» What is needed
How many of the lines below hold the word "name"? Answer only with the number.

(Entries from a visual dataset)
================
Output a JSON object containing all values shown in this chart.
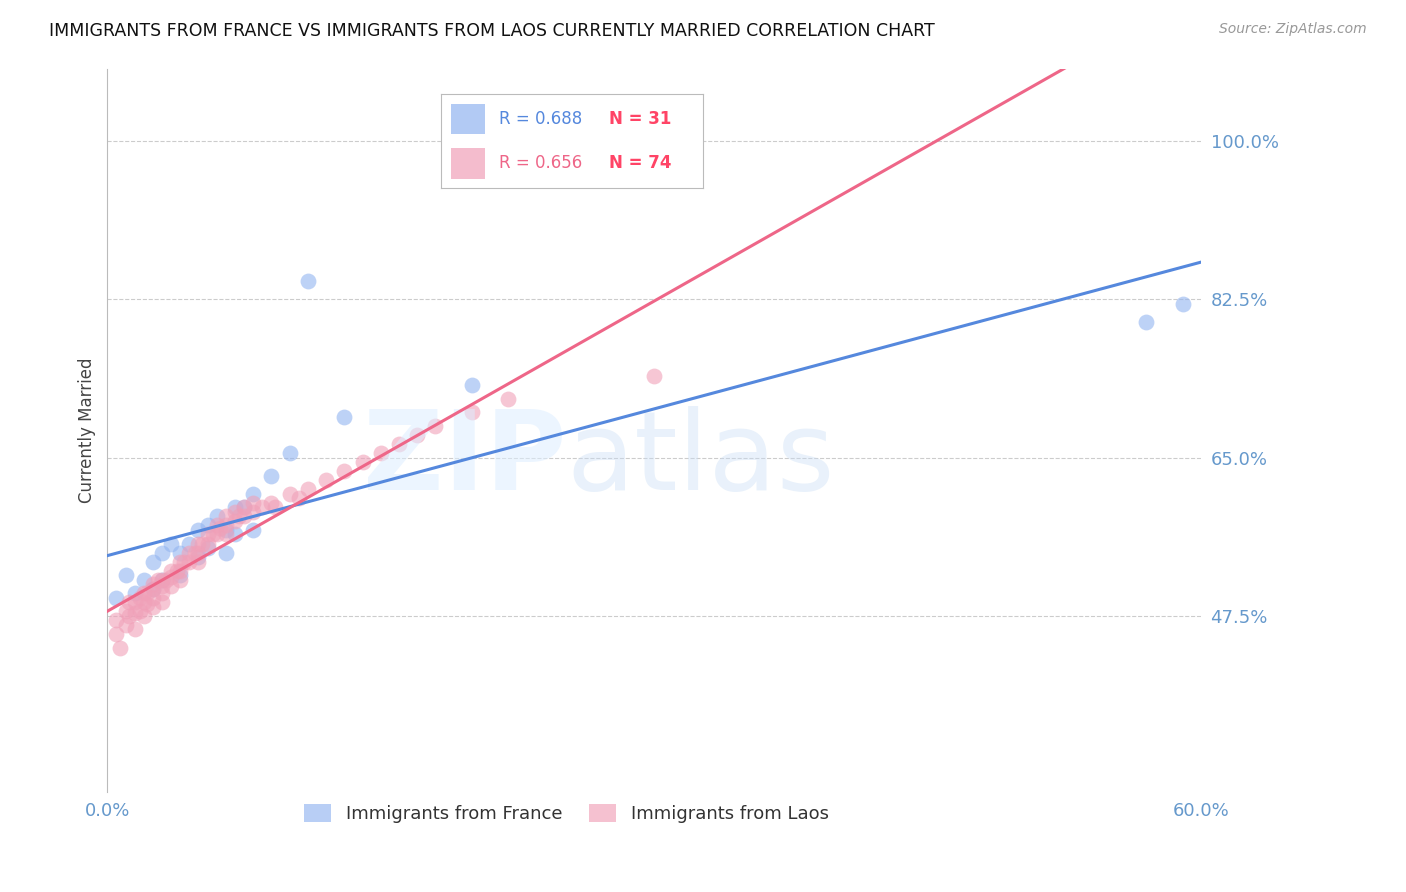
{
  "title": "IMMIGRANTS FROM FRANCE VS IMMIGRANTS FROM LAOS CURRENTLY MARRIED CORRELATION CHART",
  "source": "Source: ZipAtlas.com",
  "ylabel": "Currently Married",
  "yticks": [
    47.5,
    65.0,
    82.5,
    100.0
  ],
  "xlim": [
    0.0,
    0.6
  ],
  "ylim": [
    0.28,
    1.08
  ],
  "france_R": 0.688,
  "france_N": 31,
  "laos_R": 0.656,
  "laos_N": 74,
  "france_color": "#92b4f0",
  "laos_color": "#f0a0b8",
  "france_line_color": "#5588dd",
  "laos_line_color": "#ee6688",
  "france_x": [
    0.005,
    0.01,
    0.015,
    0.02,
    0.025,
    0.025,
    0.03,
    0.03,
    0.035,
    0.04,
    0.04,
    0.045,
    0.05,
    0.05,
    0.055,
    0.055,
    0.06,
    0.065,
    0.065,
    0.07,
    0.07,
    0.075,
    0.08,
    0.08,
    0.09,
    0.1,
    0.11,
    0.13,
    0.2,
    0.57,
    0.59
  ],
  "france_y": [
    0.495,
    0.52,
    0.5,
    0.515,
    0.535,
    0.505,
    0.545,
    0.515,
    0.555,
    0.545,
    0.52,
    0.555,
    0.57,
    0.54,
    0.575,
    0.55,
    0.585,
    0.57,
    0.545,
    0.595,
    0.565,
    0.595,
    0.61,
    0.57,
    0.63,
    0.655,
    0.845,
    0.695,
    0.73,
    0.8,
    0.82
  ],
  "laos_x": [
    0.005,
    0.005,
    0.007,
    0.01,
    0.01,
    0.012,
    0.012,
    0.015,
    0.015,
    0.015,
    0.018,
    0.018,
    0.02,
    0.02,
    0.02,
    0.022,
    0.022,
    0.025,
    0.025,
    0.025,
    0.025,
    0.028,
    0.03,
    0.03,
    0.03,
    0.03,
    0.032,
    0.035,
    0.035,
    0.035,
    0.038,
    0.04,
    0.04,
    0.04,
    0.042,
    0.045,
    0.045,
    0.048,
    0.05,
    0.05,
    0.05,
    0.052,
    0.055,
    0.055,
    0.058,
    0.06,
    0.06,
    0.062,
    0.065,
    0.065,
    0.065,
    0.07,
    0.07,
    0.072,
    0.075,
    0.075,
    0.08,
    0.08,
    0.085,
    0.09,
    0.092,
    0.1,
    0.105,
    0.11,
    0.12,
    0.13,
    0.14,
    0.15,
    0.16,
    0.17,
    0.18,
    0.2,
    0.22,
    0.3
  ],
  "laos_y": [
    0.47,
    0.455,
    0.44,
    0.48,
    0.465,
    0.49,
    0.475,
    0.49,
    0.478,
    0.46,
    0.495,
    0.48,
    0.5,
    0.49,
    0.475,
    0.5,
    0.488,
    0.51,
    0.505,
    0.495,
    0.485,
    0.515,
    0.515,
    0.508,
    0.5,
    0.49,
    0.515,
    0.525,
    0.518,
    0.508,
    0.525,
    0.535,
    0.525,
    0.515,
    0.535,
    0.545,
    0.535,
    0.545,
    0.555,
    0.545,
    0.535,
    0.555,
    0.565,
    0.555,
    0.565,
    0.575,
    0.565,
    0.572,
    0.585,
    0.575,
    0.565,
    0.59,
    0.58,
    0.585,
    0.595,
    0.585,
    0.6,
    0.59,
    0.595,
    0.6,
    0.595,
    0.61,
    0.605,
    0.615,
    0.625,
    0.635,
    0.645,
    0.655,
    0.665,
    0.675,
    0.685,
    0.7,
    0.715,
    0.74
  ]
}
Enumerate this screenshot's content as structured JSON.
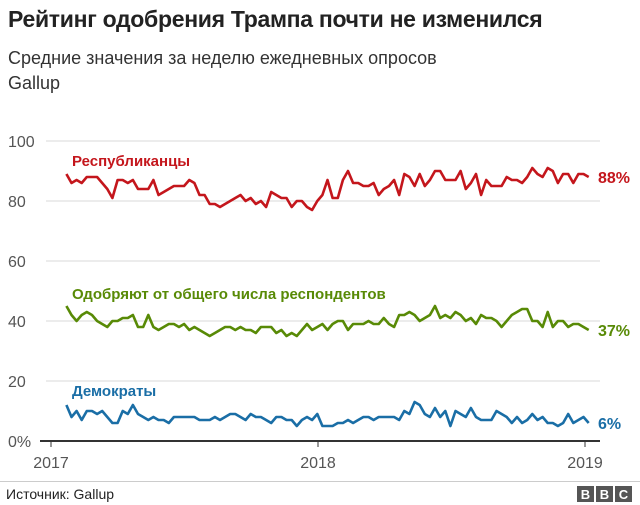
{
  "title": "Рейтинг одобрения Трампа почти не изменился",
  "subtitle": "Средние значения за неделю ежедневных опросов Gallup",
  "source": "Источник: Gallup",
  "logo": "BBC",
  "chart_data": {
    "type": "line",
    "ylim": [
      0,
      100
    ],
    "yticks": [
      "0%",
      "20",
      "40",
      "60",
      "80",
      "100"
    ],
    "xticks": [
      "2017",
      "2018",
      "2019"
    ],
    "grid": true,
    "dates": [
      "2017-01-22",
      "2017-01-29",
      "2017-02-05",
      "2017-02-12",
      "2017-02-19",
      "2017-02-26",
      "2017-03-05",
      "2017-03-12",
      "2017-03-19",
      "2017-03-26",
      "2017-04-02",
      "2017-04-09",
      "2017-04-16",
      "2017-04-23",
      "2017-04-30",
      "2017-05-07",
      "2017-05-14",
      "2017-05-21",
      "2017-05-28",
      "2017-06-04",
      "2017-06-11",
      "2017-06-18",
      "2017-06-25",
      "2017-07-02",
      "2017-07-09",
      "2017-07-16",
      "2017-07-23",
      "2017-07-30",
      "2017-08-06",
      "2017-08-13",
      "2017-08-20",
      "2017-08-27",
      "2017-09-03",
      "2017-09-10",
      "2017-09-17",
      "2017-09-24",
      "2017-10-01",
      "2017-10-08",
      "2017-10-15",
      "2017-10-22",
      "2017-10-29",
      "2017-11-05",
      "2017-11-12",
      "2017-11-19",
      "2017-11-26",
      "2017-12-03",
      "2017-12-10",
      "2017-12-17",
      "2017-12-24",
      "2017-12-31",
      "2018-01-07",
      "2018-01-14",
      "2018-01-21",
      "2018-01-28",
      "2018-02-04",
      "2018-02-11",
      "2018-02-18",
      "2018-02-25",
      "2018-03-04",
      "2018-03-11",
      "2018-03-18",
      "2018-03-25",
      "2018-04-01",
      "2018-04-08",
      "2018-04-15",
      "2018-04-22",
      "2018-04-29",
      "2018-05-06",
      "2018-05-13",
      "2018-05-20",
      "2018-05-27",
      "2018-06-03",
      "2018-06-10",
      "2018-06-17",
      "2018-06-24",
      "2018-07-01",
      "2018-07-08",
      "2018-07-15",
      "2018-07-22",
      "2018-07-29",
      "2018-08-05",
      "2018-08-12",
      "2018-08-19",
      "2018-08-26",
      "2018-09-02",
      "2018-09-09",
      "2018-09-16",
      "2018-09-23",
      "2018-09-30",
      "2018-10-07",
      "2018-10-14",
      "2018-10-21",
      "2018-10-28",
      "2018-11-04",
      "2018-11-11",
      "2018-11-18",
      "2018-11-25",
      "2018-12-02",
      "2018-12-09",
      "2018-12-16",
      "2018-12-23",
      "2018-12-30",
      "2019-01-06"
    ],
    "series": [
      {
        "name": "Республиканцы",
        "end_label": "88%",
        "color": "#c4161c",
        "values": [
          89,
          86,
          87,
          86,
          88,
          88,
          88,
          86,
          84,
          81,
          87,
          87,
          86,
          87,
          84,
          84,
          84,
          87,
          82,
          83,
          84,
          85,
          85,
          85,
          87,
          86,
          82,
          82,
          79,
          79,
          78,
          79,
          80,
          81,
          82,
          80,
          81,
          79,
          80,
          78,
          83,
          82,
          81,
          81,
          78,
          80,
          80,
          78,
          77,
          80,
          82,
          87,
          81,
          81,
          87,
          90,
          86,
          86,
          85,
          85,
          86,
          82,
          84,
          85,
          87,
          82,
          89,
          88,
          85,
          89,
          85,
          87,
          90,
          90,
          87,
          87,
          87,
          90,
          84,
          86,
          89,
          82,
          87,
          85,
          85,
          85,
          88,
          87,
          87,
          86,
          88,
          91,
          89,
          88,
          91,
          90,
          86,
          89,
          89,
          86,
          89,
          89,
          88
        ]
      },
      {
        "name": "Одобряют от общего числа респондентов",
        "end_label": "37%",
        "color": "#588a06",
        "values": [
          45,
          42,
          40,
          42,
          43,
          42,
          40,
          39,
          38,
          40,
          40,
          41,
          41,
          42,
          38,
          38,
          42,
          38,
          37,
          38,
          39,
          39,
          38,
          39,
          37,
          38,
          37,
          36,
          35,
          36,
          37,
          38,
          38,
          37,
          38,
          37,
          37,
          36,
          38,
          38,
          38,
          36,
          37,
          35,
          36,
          35,
          37,
          39,
          37,
          38,
          39,
          37,
          39,
          40,
          40,
          37,
          39,
          39,
          39,
          40,
          39,
          39,
          41,
          39,
          38,
          42,
          42,
          43,
          42,
          40,
          41,
          42,
          45,
          41,
          42,
          41,
          43,
          42,
          40,
          41,
          39,
          42,
          41,
          41,
          40,
          38,
          40,
          42,
          43,
          44,
          44,
          40,
          40,
          38,
          43,
          38,
          40,
          40,
          38,
          39,
          39,
          38,
          37
        ]
      },
      {
        "name": "Демократы",
        "end_label": "6%",
        "color": "#1a6ea6",
        "values": [
          12,
          8,
          10,
          7,
          10,
          10,
          9,
          10,
          8,
          6,
          6,
          10,
          9,
          12,
          9,
          8,
          7,
          8,
          7,
          7,
          6,
          8,
          8,
          8,
          8,
          8,
          7,
          7,
          7,
          8,
          7,
          8,
          9,
          9,
          8,
          7,
          9,
          8,
          8,
          7,
          6,
          8,
          8,
          7,
          7,
          5,
          7,
          8,
          7,
          9,
          5,
          5,
          5,
          6,
          6,
          7,
          6,
          7,
          8,
          8,
          7,
          8,
          8,
          8,
          8,
          7,
          10,
          9,
          13,
          12,
          9,
          8,
          11,
          8,
          10,
          5,
          10,
          9,
          8,
          11,
          8,
          7,
          7,
          7,
          10,
          9,
          8,
          6,
          8,
          6,
          7,
          9,
          7,
          8,
          6,
          6,
          5,
          6,
          9,
          6,
          7,
          8,
          6
        ]
      }
    ]
  }
}
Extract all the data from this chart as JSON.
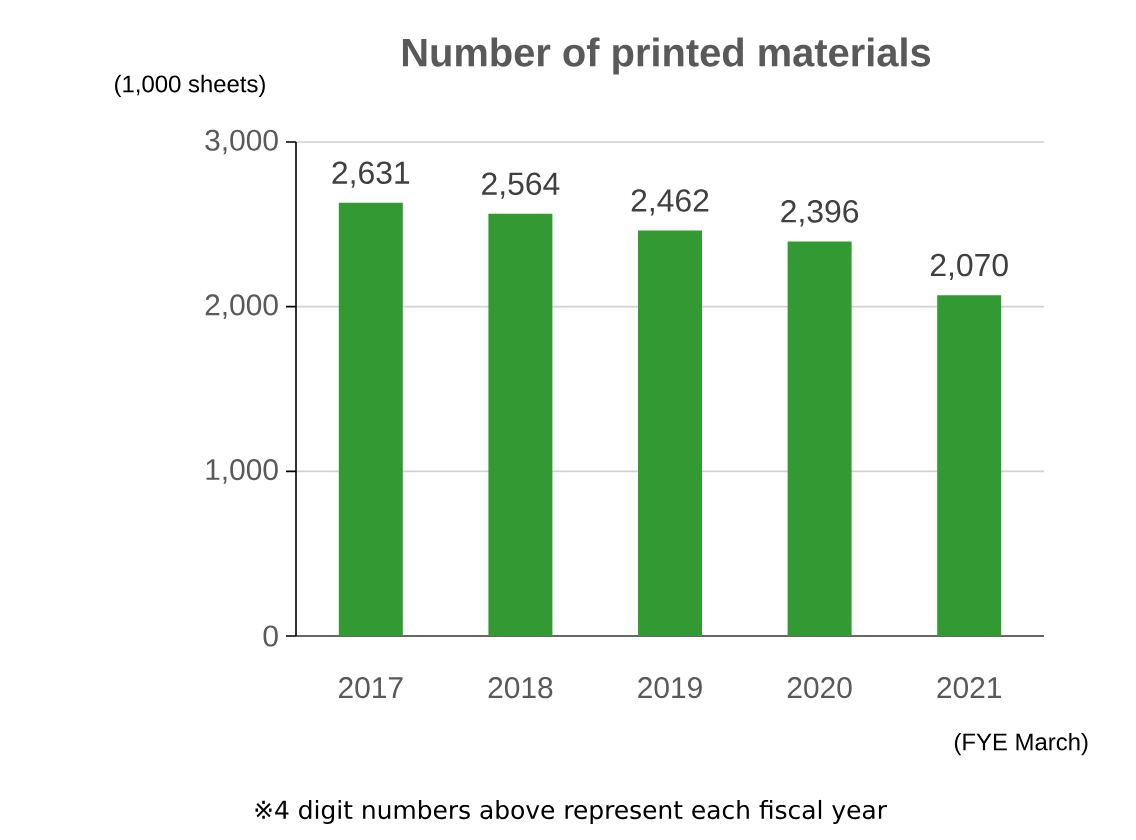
{
  "chart_data": {
    "type": "bar",
    "title": "Number of printed materials",
    "ylabel": "(1,000 sheets)",
    "xlabel": "(FYE March)",
    "categories": [
      "2017",
      "2018",
      "2019",
      "2020",
      "2021"
    ],
    "values": [
      2631,
      2564,
      2462,
      2396,
      2070
    ],
    "value_labels": [
      "2,631",
      "2,564",
      "2,462",
      "2,396",
      "2,070"
    ],
    "color": "#339933",
    "ylim": [
      0,
      3000
    ],
    "yticks": [
      0,
      {
        "value": 1000,
        "label": "1,000"
      },
      {
        "value": 2000,
        "label": "2,000"
      },
      {
        "value": 3000,
        "label": "3,000"
      }
    ],
    "grid": "y",
    "annotations": [
      "※4 digit numbers above represent each fiscal year"
    ]
  }
}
================
» Exercise answer
3